### EXERCISE PROMPT
Copy out the records below word for word, omitting the pictures.

━━ LISTED ENTRIES

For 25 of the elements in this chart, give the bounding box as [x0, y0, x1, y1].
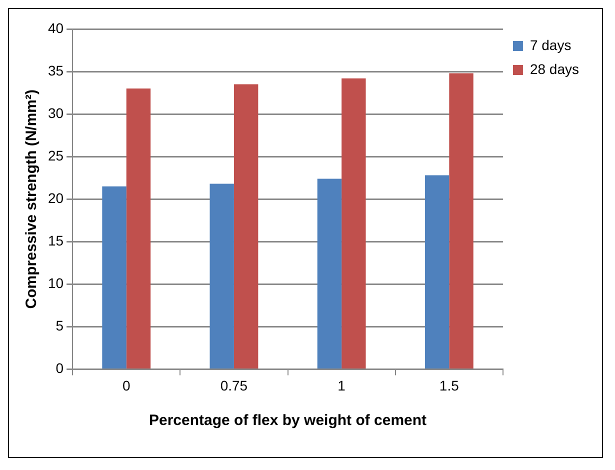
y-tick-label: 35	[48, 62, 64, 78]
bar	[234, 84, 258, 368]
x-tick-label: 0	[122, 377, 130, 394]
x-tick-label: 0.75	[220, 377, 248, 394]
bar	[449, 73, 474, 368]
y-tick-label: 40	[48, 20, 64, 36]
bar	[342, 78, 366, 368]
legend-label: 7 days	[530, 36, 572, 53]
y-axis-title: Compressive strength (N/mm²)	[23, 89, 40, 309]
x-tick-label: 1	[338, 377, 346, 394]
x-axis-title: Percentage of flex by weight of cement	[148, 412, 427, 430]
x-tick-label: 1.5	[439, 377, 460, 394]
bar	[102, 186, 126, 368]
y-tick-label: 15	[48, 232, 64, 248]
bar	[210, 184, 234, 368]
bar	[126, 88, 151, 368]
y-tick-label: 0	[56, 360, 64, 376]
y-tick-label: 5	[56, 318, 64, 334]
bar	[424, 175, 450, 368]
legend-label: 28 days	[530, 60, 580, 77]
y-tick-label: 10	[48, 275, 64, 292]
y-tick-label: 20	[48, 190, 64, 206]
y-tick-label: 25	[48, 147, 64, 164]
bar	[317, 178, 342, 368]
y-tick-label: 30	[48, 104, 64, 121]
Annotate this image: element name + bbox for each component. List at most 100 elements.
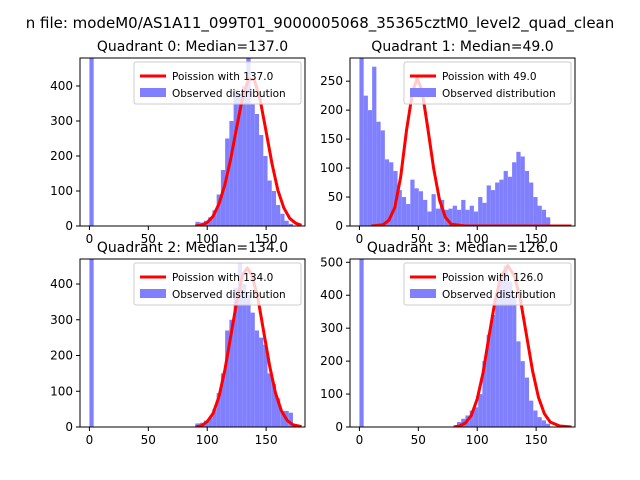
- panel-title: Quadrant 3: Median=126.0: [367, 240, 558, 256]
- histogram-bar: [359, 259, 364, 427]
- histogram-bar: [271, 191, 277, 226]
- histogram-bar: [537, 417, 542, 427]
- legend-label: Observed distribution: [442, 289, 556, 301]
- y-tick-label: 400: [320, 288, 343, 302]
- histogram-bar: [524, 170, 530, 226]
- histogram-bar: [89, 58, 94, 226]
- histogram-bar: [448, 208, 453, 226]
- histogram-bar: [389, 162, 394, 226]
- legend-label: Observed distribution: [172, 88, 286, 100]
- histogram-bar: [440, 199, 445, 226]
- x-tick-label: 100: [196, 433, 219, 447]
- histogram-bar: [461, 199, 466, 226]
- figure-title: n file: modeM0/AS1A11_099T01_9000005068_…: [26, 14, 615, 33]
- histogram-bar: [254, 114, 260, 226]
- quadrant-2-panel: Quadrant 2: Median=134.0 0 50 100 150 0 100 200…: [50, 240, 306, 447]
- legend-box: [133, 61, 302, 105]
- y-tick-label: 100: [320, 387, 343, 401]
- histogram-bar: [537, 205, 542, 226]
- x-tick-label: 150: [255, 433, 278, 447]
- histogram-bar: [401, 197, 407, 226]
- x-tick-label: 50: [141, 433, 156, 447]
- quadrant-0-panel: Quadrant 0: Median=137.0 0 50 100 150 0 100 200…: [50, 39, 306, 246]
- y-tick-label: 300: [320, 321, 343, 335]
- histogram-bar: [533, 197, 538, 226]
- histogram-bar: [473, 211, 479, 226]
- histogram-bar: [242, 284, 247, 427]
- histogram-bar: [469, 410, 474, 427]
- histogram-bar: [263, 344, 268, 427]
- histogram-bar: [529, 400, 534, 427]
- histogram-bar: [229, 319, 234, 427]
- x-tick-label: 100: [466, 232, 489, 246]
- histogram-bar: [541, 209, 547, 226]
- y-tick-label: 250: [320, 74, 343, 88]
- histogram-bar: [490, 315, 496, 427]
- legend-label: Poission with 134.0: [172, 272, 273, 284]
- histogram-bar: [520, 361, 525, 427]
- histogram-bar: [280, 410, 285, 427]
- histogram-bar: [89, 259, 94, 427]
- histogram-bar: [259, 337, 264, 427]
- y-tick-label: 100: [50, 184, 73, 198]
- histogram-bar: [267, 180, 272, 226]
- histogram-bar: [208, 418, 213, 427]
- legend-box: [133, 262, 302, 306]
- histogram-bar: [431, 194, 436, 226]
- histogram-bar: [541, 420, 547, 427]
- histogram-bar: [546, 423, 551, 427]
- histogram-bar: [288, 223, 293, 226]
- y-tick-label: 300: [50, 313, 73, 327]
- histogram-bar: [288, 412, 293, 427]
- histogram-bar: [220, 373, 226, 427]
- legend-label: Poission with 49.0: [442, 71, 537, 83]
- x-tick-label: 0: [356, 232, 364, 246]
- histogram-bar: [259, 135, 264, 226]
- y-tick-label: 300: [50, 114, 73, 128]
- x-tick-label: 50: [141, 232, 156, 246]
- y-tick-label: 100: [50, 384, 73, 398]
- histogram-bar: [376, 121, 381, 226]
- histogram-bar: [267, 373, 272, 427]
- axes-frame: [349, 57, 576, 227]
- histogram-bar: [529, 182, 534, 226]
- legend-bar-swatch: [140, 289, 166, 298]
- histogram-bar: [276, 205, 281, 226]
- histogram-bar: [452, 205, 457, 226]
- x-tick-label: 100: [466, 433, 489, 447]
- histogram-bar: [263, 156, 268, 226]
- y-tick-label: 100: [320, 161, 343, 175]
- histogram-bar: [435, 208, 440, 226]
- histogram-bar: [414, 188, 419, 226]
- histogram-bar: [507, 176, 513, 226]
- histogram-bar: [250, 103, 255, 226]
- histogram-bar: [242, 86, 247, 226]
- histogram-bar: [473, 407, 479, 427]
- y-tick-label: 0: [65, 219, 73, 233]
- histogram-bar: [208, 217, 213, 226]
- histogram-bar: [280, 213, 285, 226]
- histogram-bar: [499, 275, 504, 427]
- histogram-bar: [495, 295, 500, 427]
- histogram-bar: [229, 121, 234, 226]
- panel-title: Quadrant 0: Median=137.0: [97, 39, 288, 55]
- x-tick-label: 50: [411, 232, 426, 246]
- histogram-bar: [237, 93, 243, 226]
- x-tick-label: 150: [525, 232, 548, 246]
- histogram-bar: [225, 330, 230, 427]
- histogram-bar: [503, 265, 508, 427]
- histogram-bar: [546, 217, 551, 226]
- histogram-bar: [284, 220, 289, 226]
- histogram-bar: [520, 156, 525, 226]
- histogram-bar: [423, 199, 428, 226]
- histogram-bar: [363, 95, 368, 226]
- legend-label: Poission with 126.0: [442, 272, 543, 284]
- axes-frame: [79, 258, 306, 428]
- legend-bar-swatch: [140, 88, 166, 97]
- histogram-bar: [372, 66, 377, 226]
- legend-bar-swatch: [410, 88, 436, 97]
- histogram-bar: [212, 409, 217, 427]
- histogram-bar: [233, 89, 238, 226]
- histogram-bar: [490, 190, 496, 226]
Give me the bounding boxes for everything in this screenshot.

━━━━

### TASK OUTPUT
For 25 of the elements in this chart, give the bounding box as [x0, y0, x1, y1].
y-tick-label: 35	[48, 62, 64, 78]
bar	[234, 84, 258, 368]
x-tick-label: 0	[122, 377, 130, 394]
x-tick-label: 0.75	[220, 377, 248, 394]
bar	[449, 73, 474, 368]
y-tick-label: 40	[48, 20, 64, 36]
bar	[342, 78, 366, 368]
legend-label: 7 days	[530, 36, 572, 53]
y-axis-title: Compressive strength (N/mm²)	[23, 89, 40, 309]
x-tick-label: 1	[338, 377, 346, 394]
x-axis-title: Percentage of flex by weight of cement	[148, 412, 427, 430]
x-tick-label: 1.5	[439, 377, 460, 394]
bar	[102, 186, 126, 368]
y-tick-label: 15	[48, 232, 64, 248]
bar	[210, 184, 234, 368]
bar	[126, 88, 151, 368]
y-tick-label: 0	[56, 360, 64, 376]
y-tick-label: 5	[56, 318, 64, 334]
bar	[424, 175, 450, 368]
legend-label: 28 days	[530, 60, 580, 77]
y-tick-label: 10	[48, 275, 64, 292]
y-tick-label: 20	[48, 190, 64, 206]
y-tick-label: 25	[48, 147, 64, 164]
bar	[317, 178, 342, 368]
y-tick-label: 30	[48, 104, 64, 121]
Annotate this image: element name + bbox for each component. List at most 100 elements.
- panel-title: Quadrant 3: Median=126.0: [367, 240, 558, 256]
- histogram-bar: [359, 259, 364, 427]
- histogram-bar: [271, 191, 277, 226]
- histogram-bar: [537, 417, 542, 427]
- legend-label: Observed distribution: [442, 289, 556, 301]
- y-tick-label: 400: [320, 288, 343, 302]
- histogram-bar: [524, 170, 530, 226]
- histogram-bar: [89, 58, 94, 226]
- histogram-bar: [448, 208, 453, 226]
- histogram-bar: [389, 162, 394, 226]
- legend-label: Observed distribution: [172, 88, 286, 100]
- histogram-bar: [440, 199, 445, 226]
- x-tick-label: 100: [196, 433, 219, 447]
- histogram-bar: [461, 199, 466, 226]
- figure-title: n file: modeM0/AS1A11_099T01_9000005068_…: [26, 14, 615, 33]
- histogram-bar: [254, 114, 260, 226]
- quadrant-2-panel: Quadrant 2: Median=134.0 0 50 100 150 0 100 200…: [50, 240, 306, 447]
- legend-box: [133, 61, 302, 105]
- y-tick-label: 100: [320, 387, 343, 401]
- histogram-bar: [537, 205, 542, 226]
- x-tick-label: 150: [255, 433, 278, 447]
- histogram-bar: [401, 197, 407, 226]
- x-tick-label: 50: [141, 433, 156, 447]
- quadrant-0-panel: Quadrant 0: Median=137.0 0 50 100 150 0 100 200…: [50, 39, 306, 246]
- y-tick-label: 300: [320, 321, 343, 335]
- histogram-bar: [533, 197, 538, 226]
- histogram-bar: [473, 211, 479, 226]
- histogram-bar: [242, 284, 247, 427]
- histogram-bar: [469, 410, 474, 427]
- histogram-bar: [263, 344, 268, 427]
- histogram-bar: [529, 400, 534, 427]
- histogram-bar: [229, 319, 234, 427]
- x-tick-label: 100: [466, 232, 489, 246]
- histogram-bar: [541, 209, 547, 226]
- y-tick-label: 250: [320, 74, 343, 88]
- histogram-bar: [490, 315, 496, 427]
- legend-label: Poission with 134.0: [172, 272, 273, 284]
- histogram-bar: [520, 361, 525, 427]
- histogram-bar: [280, 410, 285, 427]
- histogram-bar: [89, 259, 94, 427]
- histogram-bar: [259, 337, 264, 427]
- y-tick-label: 100: [50, 184, 73, 198]
- histogram-bar: [267, 180, 272, 226]
- histogram-bar: [208, 418, 213, 427]
- legend-box: [133, 262, 302, 306]
- histogram-bar: [431, 194, 436, 226]
- histogram-bar: [541, 420, 547, 427]
- histogram-bar: [546, 423, 551, 427]
- histogram-bar: [288, 223, 293, 226]
- y-tick-label: 300: [50, 313, 73, 327]
- histogram-bar: [288, 412, 293, 427]
- histogram-bar: [220, 373, 226, 427]
- legend-label: Poission with 49.0: [442, 71, 537, 83]
- x-tick-label: 0: [356, 232, 364, 246]
- histogram-bar: [259, 135, 264, 226]
- y-tick-label: 300: [50, 114, 73, 128]
- x-tick-label: 50: [141, 232, 156, 246]
- y-tick-label: 100: [50, 384, 73, 398]
- histogram-bar: [376, 121, 381, 226]
- histogram-bar: [267, 373, 272, 427]
- axes-frame: [349, 57, 576, 227]
- histogram-bar: [529, 182, 534, 226]
- legend-bar-swatch: [140, 289, 166, 298]
- histogram-bar: [276, 205, 281, 226]
- histogram-bar: [452, 205, 457, 226]
- x-tick-label: 100: [466, 433, 489, 447]
- histogram-bar: [263, 156, 268, 226]
- y-tick-label: 100: [320, 161, 343, 175]
- histogram-bar: [435, 208, 440, 226]
- histogram-bar: [414, 188, 419, 226]
- histogram-bar: [507, 176, 513, 226]
- histogram-bar: [250, 103, 255, 226]
- histogram-bar: [242, 86, 247, 226]
- histogram-bar: [473, 407, 479, 427]
- y-tick-label: 0: [65, 219, 73, 233]
- histogram-bar: [208, 217, 213, 226]
- histogram-bar: [280, 213, 285, 226]
- histogram-bar: [499, 275, 504, 427]
- histogram-bar: [495, 295, 500, 427]
- histogram-bar: [229, 121, 234, 226]
- panel-title: Quadrant 0: Median=137.0: [97, 39, 288, 55]
- x-tick-label: 50: [411, 232, 426, 246]
- histogram-bar: [237, 93, 243, 226]
- x-tick-label: 150: [525, 232, 548, 246]
- histogram-bar: [225, 330, 230, 427]
- histogram-bar: [503, 265, 508, 427]
- histogram-bar: [546, 217, 551, 226]
- histogram-bar: [284, 220, 289, 226]
- histogram-bar: [520, 156, 525, 226]
- histogram-bar: [423, 199, 428, 226]
- histogram-bar: [363, 95, 368, 226]
- legend-label: Poission with 126.0: [442, 272, 543, 284]
- axes-frame: [79, 258, 306, 428]
- legend-bar-swatch: [140, 88, 166, 97]
- histogram-bar: [372, 66, 377, 226]
- legend-bar-swatch: [410, 88, 436, 97]
- histogram-bar: [212, 409, 217, 427]
- histogram-bar: [233, 89, 238, 226]
- histogram-bar: [490, 190, 496, 226]
Give me the bounding boxes for everything in this screenshot.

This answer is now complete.